◆ **YOUR GOAL**
Pick out each line of the records that includes the string "Mutation", and copy it.

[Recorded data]
──────

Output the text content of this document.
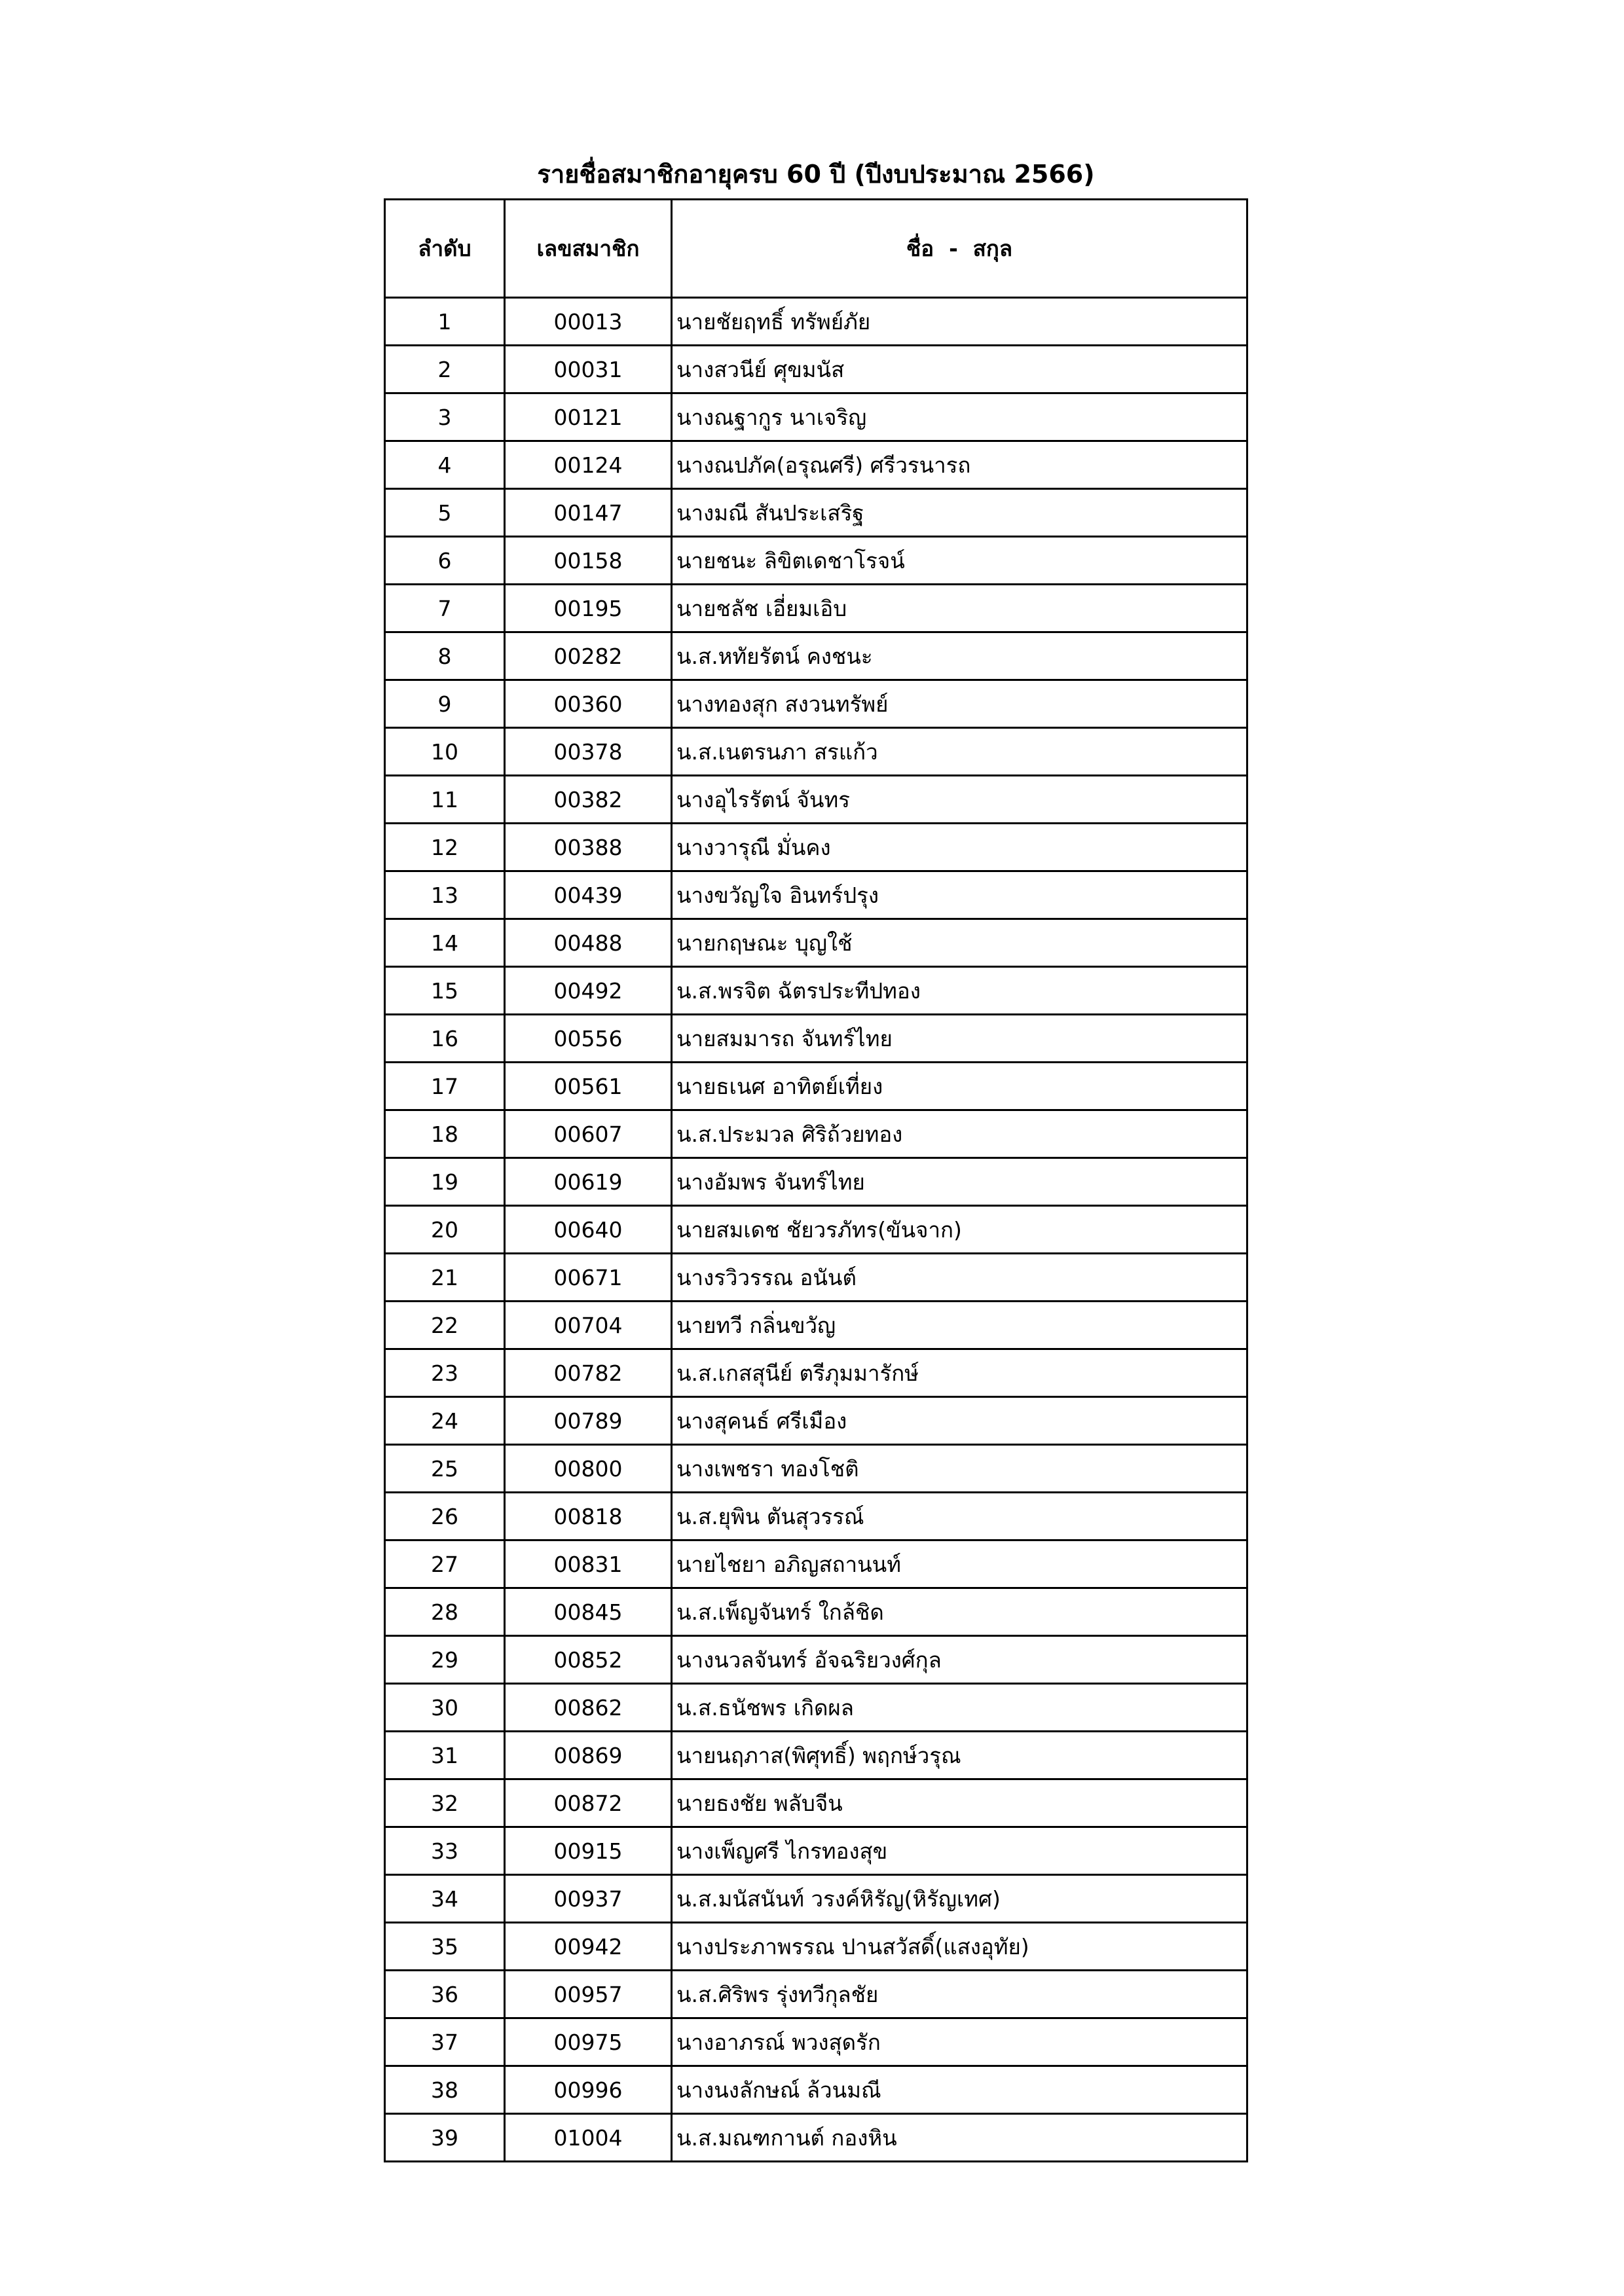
รายชื่อสมาชิกอายุครบ 60 ปี (ปีงบประมาณ 2566)
ลำดับ	เลขสมาชิก	ชื่อ  -  สกุล
1	00013	นายชัยฤทธิ์ ทรัพย์ภัย
2	00031	นางสวนีย์ ศุขมนัส
3	00121	นางณฐากูร นาเจริญ
4	00124	นางณปภัค(อรุณศรี) ศรีวรนารถ
5	00147	นางมณี สันประเสริฐ
6	00158	นายชนะ ลิขิตเดชาโรจน์
7	00195	นายชลัช เอี่ยมเอิบ
8	00282	น.ส.หทัยรัตน์ คงชนะ
9	00360	นางทองสุก สงวนทรัพย์
10	00378	น.ส.เนตรนภา สรแก้ว
11	00382	นางอุไรรัตน์ จันทร
12	00388	นางวารุณี มั่นคง
13	00439	นางขวัญใจ อินทร์ปรุง
14	00488	นายกฤษณะ บุญใช้
15	00492	น.ส.พรจิต ฉัตรประทีปทอง
16	00556	นายสมมารถ จันทร์ไทย
17	00561	นายธเนศ อาทิตย์เที่ยง
18	00607	น.ส.ประมวล ศิริถ้วยทอง
19	00619	นางอัมพร จันทร์ไทย
20	00640	นายสมเดช ชัยวรภัทร(ขันจาก)
21	00671	นางรวิวรรณ อนันต์
22	00704	นายทวี กลิ่นขวัญ
23	00782	น.ส.เกสสุนีย์ ตรีภุมมารักษ์
24	00789	นางสุคนธ์ ศรีเมือง
25	00800	นางเพชรา ทองโชติ
26	00818	น.ส.ยุพิน ตันสุวรรณ์
27	00831	นายไชยา อภิญสถานนท์
28	00845	น.ส.เพ็ญจันทร์ ใกล้ชิด
29	00852	นางนวลจันทร์ อัจฉริยวงศ์กุล
30	00862	น.ส.ธนัชพร เกิดผล
31	00869	นายนฤภาส(พิศุทธิ์) พฤกษ์วรุณ
32	00872	นายธงชัย พลับจีน
33	00915	นางเพ็ญศรี ไกรทองสุข
34	00937	น.ส.มนัสนันท์ วรงค์หิรัญ(หิรัญเทศ)
35	00942	นางประภาพรรณ ปานสวัสดิ์(แสงอุทัย)
36	00957	น.ส.ศิริพร รุ่งทวีกุลชัย
37	00975	นางอาภรณ์ พวงสุดรัก
38	00996	นางนงลักษณ์ ล้วนมณี
39	01004	น.ส.มณฑกานต์ กองหิน
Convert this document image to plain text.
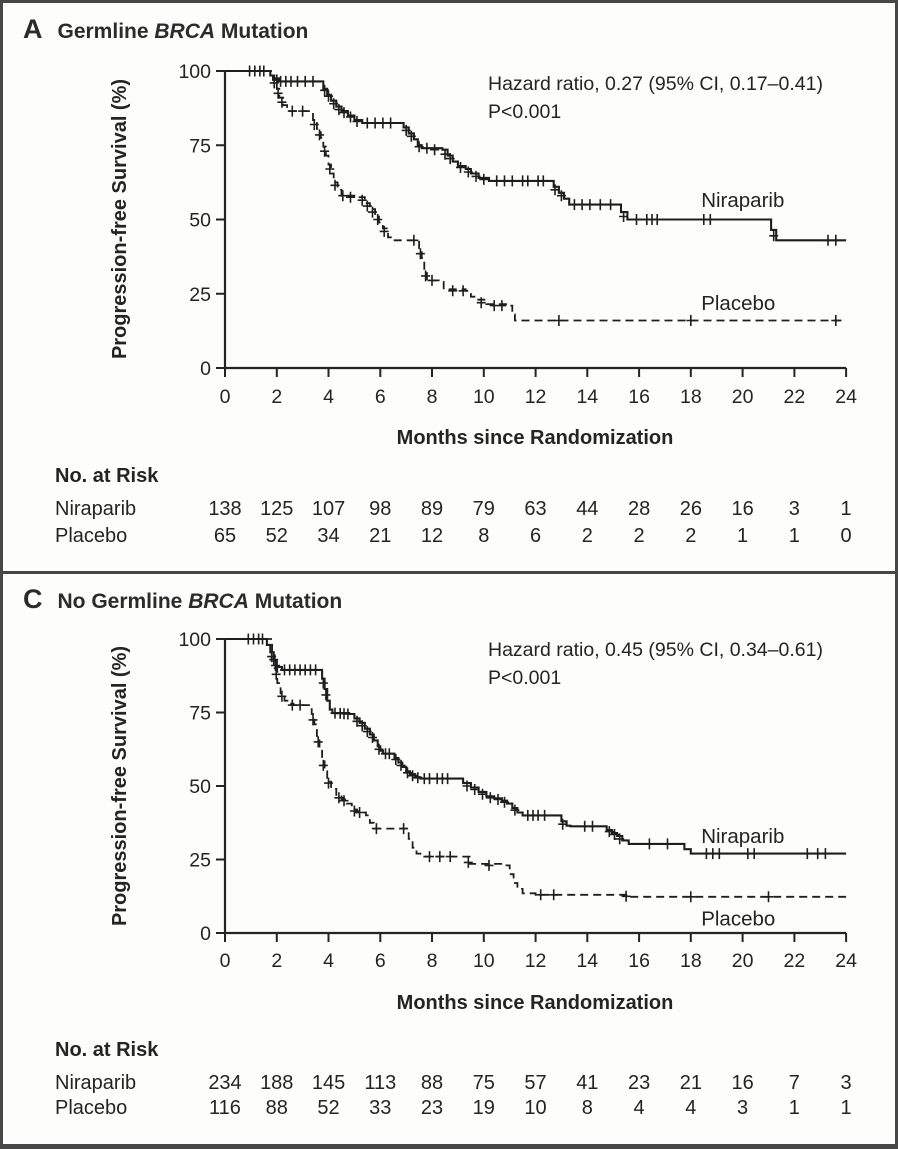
A Germline BRCA Mutation
C No Germline BRCA Mutation
0
25
50
75
100
0 2 4 6 8 10 12 14 16 18 20 22 24
Progression-free Survival (%)
Months since Randomization
Hazard ratio, 0.27 (95% CI, 0.17–0.41)
P<0.001
Niraparib
Placebo
No. at Risk
Niraparib	138 125 107 98 89 79 63 44 28 26 16 3 1
Placebo	65 52 34 21 12 8 6 2 2 2 1 1 0
0
25
50
75
100
0 2 4 6 8 10 12 14 16 18 20 22 24
Progression-free Survival (%)
Months since Randomization
Hazard ratio, 0.45 (95% CI, 0.34–0.61)
P<0.001
Niraparib
Placebo
No. at Risk
Niraparib	234 188 145 113 88 75 57 41 23 21 16 7 3
Placebo	116 88 52 33 23 19 10 8 4 4 3 1 1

──────

◆ **SOLUTION FOR THIS PROBLEM**
A Germline BRCA Mutation
C No Germline BRCA Mutation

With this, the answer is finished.